What to work on>
Return the items from the first line through the line containing "svg-text:O/L's: O/L's <box>344", both included, reproducing each one character for character.
** Start Excerpted records **
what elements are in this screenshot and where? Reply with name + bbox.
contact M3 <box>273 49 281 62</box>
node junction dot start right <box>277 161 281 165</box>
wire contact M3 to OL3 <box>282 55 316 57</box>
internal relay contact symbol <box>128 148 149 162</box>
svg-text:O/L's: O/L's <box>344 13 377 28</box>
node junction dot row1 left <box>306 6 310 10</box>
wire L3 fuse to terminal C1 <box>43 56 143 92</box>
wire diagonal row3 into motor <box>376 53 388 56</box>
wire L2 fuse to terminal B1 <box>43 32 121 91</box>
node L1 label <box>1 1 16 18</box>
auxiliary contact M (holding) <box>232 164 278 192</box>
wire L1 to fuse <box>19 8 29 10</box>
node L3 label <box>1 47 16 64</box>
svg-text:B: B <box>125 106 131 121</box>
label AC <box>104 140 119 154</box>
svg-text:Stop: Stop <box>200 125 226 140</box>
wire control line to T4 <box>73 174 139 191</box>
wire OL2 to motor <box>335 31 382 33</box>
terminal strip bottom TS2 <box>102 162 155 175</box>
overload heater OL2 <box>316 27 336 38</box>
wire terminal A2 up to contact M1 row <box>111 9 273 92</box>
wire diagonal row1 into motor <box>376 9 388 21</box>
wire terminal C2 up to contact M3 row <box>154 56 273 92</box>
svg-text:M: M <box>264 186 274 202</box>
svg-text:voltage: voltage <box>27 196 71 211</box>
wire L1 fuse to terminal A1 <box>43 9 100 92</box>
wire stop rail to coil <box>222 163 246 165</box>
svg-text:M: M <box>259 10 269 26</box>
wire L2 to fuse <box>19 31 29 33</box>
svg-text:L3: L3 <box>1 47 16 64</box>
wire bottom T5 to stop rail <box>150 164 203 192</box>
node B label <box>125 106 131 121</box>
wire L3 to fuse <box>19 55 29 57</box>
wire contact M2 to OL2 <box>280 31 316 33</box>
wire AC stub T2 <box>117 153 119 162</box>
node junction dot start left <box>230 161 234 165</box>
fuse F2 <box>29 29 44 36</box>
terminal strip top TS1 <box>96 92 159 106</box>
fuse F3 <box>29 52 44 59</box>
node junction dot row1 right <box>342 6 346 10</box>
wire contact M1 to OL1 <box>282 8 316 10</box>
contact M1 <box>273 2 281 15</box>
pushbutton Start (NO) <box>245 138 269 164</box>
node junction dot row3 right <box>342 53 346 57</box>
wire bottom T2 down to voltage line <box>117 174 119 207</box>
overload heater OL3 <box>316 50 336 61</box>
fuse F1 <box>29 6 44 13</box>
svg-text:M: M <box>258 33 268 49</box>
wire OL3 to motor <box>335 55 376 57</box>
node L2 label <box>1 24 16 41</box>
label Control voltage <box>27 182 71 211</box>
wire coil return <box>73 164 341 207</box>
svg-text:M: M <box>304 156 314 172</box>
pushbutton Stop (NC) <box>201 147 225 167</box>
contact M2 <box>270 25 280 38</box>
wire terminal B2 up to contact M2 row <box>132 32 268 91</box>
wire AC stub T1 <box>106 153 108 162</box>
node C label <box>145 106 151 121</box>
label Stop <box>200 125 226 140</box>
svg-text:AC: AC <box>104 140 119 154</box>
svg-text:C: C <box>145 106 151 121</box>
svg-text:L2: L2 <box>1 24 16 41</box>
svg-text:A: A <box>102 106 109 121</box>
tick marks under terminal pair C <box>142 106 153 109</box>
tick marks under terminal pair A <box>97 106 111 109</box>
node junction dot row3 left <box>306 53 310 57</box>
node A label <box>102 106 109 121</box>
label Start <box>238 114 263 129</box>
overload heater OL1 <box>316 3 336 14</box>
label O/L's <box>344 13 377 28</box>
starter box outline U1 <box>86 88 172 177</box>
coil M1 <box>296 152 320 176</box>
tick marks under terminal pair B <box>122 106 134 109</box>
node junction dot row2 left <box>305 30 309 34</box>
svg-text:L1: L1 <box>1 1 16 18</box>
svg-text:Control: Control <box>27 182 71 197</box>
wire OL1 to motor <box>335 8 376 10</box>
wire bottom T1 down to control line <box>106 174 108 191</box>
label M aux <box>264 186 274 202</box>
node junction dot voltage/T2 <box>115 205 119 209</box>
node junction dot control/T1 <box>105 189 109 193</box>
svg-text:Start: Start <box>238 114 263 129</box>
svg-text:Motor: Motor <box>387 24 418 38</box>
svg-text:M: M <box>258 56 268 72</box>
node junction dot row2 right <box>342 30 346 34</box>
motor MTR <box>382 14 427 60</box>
** End Excerpted records **
Complete output>
what elements are in this screenshot and where? Reply with name + bbox.
contact M3 <box>273 49 281 62</box>
node junction dot start right <box>277 161 281 165</box>
wire contact M3 to OL3 <box>282 55 316 57</box>
internal relay contact symbol <box>128 148 149 162</box>
svg-text:O/L's: O/L's <box>344 13 377 28</box>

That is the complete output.